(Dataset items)
○ ○ ○ ○ ○

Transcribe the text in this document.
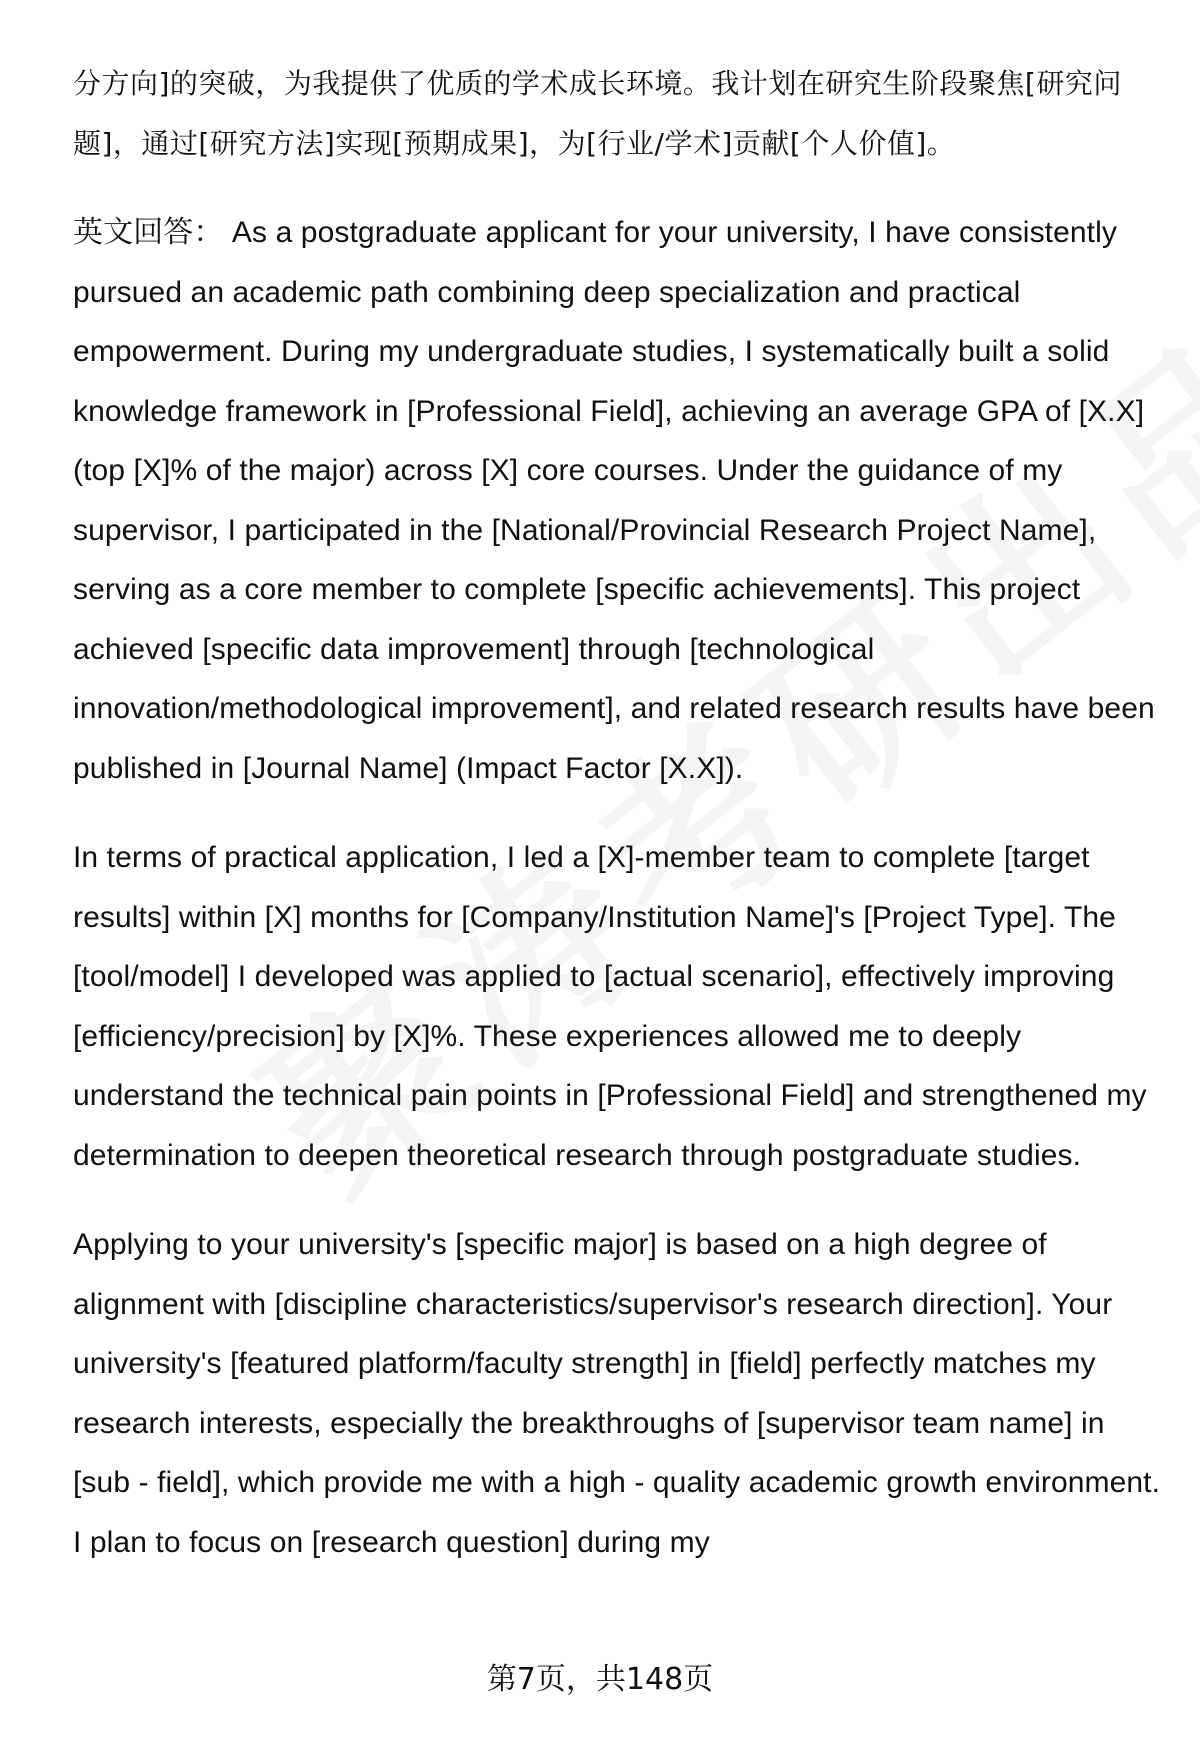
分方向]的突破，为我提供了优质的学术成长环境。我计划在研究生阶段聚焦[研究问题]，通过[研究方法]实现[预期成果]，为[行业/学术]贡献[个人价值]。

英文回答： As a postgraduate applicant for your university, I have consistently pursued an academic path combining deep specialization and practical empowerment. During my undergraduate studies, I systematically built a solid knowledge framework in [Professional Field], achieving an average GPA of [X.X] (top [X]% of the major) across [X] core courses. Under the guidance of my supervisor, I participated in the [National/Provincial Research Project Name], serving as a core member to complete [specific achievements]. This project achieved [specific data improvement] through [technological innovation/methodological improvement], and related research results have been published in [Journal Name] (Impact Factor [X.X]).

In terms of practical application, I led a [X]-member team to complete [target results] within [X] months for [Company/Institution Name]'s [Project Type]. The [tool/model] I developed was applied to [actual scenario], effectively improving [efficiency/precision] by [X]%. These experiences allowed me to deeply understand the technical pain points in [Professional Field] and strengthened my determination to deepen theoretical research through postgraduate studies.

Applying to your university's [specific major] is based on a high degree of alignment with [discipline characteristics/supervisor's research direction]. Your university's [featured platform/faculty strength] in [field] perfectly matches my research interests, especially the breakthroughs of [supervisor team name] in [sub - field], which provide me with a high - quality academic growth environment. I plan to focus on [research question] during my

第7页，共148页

○ ○ ○ ○ ○

** Aim of the exercise **
Give every record back exactly as it reads, with no images.

** Finished exercise **
Transcribe the text in this document.
分方向]的突破，为我提供了优质的学术成长环境。我计划在研究生阶段聚焦[研究问题]，通过[研究方法]实现[预期成果]，为[行业/学术]贡献[个人价值]。

英文回答： As a postgraduate applicant for your university, I have consistently pursued an academic path combining deep specialization and practical empowerment. During my undergraduate studies, I systematically built a solid knowledge framework in [Professional Field], achieving an average GPA of [X.X] (top [X]% of the major) across [X] core courses. Under the guidance of my supervisor, I participated in the [National/Provincial Research Project Name], serving as a core member to complete [specific achievements]. This project achieved [specific data improvement] through [technological innovation/methodological improvement], and related research results have been published in [Journal Name] (Impact Factor [X.X]).

In terms of practical application, I led a [X]-member team to complete [target results] within [X] months for [Company/Institution Name]'s [Project Type]. The [tool/model] I developed was applied to [actual scenario], effectively improving [efficiency/precision] by [X]%. These experiences allowed me to deeply understand the technical pain points in [Professional Field] and strengthened my determination to deepen theoretical research through postgraduate studies.

Applying to your university's [specific major] is based on a high degree of alignment with [discipline characteristics/supervisor's research direction]. Your university's [featured platform/faculty strength] in [field] perfectly matches my research interests, especially the breakthroughs of [supervisor team name] in [sub - field], which provide me with a high - quality academic growth environment. I plan to focus on [research question] during my

第7页，共148页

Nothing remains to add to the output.